■ **Goal of the exercise**:
Please repeat the material from the line with "UI element localization: list" up to and including the line with "y-bottom-label: US$0 <box>48 923 98 945</box>", substituting "N/A" for "No data" and changing nothing else.

╭─ Data in this exercise

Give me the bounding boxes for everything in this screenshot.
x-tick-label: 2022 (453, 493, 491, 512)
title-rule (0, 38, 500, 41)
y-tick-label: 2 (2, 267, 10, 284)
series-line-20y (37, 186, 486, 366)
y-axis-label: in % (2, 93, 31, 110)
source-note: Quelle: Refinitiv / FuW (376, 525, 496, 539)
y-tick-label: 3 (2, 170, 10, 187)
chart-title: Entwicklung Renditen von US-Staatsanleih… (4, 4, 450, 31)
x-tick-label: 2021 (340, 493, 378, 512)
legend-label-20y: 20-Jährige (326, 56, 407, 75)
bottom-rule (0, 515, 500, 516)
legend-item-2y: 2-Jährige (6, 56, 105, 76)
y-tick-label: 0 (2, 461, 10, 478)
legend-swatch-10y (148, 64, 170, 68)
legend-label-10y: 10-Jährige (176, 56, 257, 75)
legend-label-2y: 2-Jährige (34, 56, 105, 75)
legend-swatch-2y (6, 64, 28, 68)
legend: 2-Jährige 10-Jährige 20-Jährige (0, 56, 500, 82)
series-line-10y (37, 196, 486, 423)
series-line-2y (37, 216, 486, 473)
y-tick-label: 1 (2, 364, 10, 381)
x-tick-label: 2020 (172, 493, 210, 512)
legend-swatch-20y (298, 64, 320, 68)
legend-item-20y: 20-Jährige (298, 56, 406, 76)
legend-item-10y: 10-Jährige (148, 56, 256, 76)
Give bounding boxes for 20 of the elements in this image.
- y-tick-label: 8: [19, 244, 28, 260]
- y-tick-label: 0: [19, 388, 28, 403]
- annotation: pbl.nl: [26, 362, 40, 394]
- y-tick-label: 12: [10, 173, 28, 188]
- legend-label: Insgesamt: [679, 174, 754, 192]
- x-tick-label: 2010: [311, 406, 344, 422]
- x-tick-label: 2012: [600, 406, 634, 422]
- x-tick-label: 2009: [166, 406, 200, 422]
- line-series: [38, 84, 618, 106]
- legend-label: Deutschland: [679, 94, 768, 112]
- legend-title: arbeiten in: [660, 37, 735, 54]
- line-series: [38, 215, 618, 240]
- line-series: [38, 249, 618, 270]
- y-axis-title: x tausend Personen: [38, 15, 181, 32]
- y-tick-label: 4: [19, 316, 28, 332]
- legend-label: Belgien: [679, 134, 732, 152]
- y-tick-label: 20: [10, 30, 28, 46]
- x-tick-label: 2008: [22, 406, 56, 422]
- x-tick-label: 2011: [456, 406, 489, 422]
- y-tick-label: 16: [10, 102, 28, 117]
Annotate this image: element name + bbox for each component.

╰─
╭─ Data in this exercise

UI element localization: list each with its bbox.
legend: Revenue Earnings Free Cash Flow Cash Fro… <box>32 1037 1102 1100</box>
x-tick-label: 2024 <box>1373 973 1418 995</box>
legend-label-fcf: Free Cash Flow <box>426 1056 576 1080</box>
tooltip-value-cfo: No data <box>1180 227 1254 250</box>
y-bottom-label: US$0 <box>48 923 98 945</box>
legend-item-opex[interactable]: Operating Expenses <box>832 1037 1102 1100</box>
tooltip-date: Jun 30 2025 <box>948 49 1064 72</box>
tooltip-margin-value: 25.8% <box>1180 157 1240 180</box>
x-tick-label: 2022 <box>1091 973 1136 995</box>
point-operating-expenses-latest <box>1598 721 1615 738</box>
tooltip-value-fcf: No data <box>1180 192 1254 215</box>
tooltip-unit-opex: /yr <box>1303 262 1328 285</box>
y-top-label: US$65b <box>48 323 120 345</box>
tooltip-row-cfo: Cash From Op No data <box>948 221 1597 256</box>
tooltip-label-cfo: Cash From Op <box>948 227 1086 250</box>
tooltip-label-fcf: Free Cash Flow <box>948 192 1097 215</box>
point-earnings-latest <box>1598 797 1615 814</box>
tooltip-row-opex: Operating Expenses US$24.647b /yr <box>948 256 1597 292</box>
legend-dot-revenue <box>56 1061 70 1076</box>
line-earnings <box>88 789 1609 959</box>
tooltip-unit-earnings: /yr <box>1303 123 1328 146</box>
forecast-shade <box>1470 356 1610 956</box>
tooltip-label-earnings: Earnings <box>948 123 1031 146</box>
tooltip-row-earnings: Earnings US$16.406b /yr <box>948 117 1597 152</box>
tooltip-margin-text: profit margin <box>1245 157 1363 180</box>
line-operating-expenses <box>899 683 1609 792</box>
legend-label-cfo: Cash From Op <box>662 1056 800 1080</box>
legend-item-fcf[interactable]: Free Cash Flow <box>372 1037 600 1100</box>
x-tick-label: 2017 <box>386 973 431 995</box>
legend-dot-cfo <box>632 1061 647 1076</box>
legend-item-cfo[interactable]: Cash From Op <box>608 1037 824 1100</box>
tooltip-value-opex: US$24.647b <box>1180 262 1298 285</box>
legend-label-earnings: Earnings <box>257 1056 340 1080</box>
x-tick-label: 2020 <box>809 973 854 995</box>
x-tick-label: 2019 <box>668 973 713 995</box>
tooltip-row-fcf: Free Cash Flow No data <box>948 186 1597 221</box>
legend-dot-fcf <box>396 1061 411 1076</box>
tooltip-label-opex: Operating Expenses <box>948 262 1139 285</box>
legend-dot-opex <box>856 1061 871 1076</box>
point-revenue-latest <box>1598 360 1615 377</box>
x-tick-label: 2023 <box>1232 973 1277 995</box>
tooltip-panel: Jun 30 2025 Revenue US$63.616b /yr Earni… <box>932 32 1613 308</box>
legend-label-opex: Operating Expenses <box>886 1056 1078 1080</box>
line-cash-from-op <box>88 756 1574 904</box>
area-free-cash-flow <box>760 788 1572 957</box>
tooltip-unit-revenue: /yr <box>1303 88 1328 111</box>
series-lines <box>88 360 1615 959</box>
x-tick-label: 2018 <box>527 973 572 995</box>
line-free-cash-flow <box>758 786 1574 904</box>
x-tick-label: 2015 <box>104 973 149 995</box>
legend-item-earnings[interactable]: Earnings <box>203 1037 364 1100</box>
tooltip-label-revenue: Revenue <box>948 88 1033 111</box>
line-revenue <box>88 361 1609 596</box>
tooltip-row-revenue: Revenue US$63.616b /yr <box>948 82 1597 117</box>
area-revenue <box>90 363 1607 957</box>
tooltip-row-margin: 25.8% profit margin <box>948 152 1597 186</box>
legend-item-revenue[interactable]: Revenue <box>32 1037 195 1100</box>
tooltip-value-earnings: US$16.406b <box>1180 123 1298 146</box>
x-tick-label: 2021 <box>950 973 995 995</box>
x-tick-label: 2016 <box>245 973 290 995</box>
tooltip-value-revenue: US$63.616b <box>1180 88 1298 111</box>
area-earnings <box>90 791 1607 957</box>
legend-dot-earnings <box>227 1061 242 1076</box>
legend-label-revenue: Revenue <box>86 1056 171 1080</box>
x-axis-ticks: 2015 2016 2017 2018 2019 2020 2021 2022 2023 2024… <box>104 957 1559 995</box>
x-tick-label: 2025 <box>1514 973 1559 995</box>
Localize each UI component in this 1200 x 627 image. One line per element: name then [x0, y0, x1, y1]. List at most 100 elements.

╰─

■ **Completed exercise**:
UI element localization: list each with its bbox.
legend: Revenue Earnings Free Cash Flow Cash Fro… <box>32 1037 1102 1100</box>
x-tick-label: 2024 <box>1373 973 1418 995</box>
legend-label-fcf: Free Cash Flow <box>426 1056 576 1080</box>
tooltip-value-cfo: N/A <box>1180 227 1254 250</box>
y-bottom-label: US$0 <box>48 923 98 945</box>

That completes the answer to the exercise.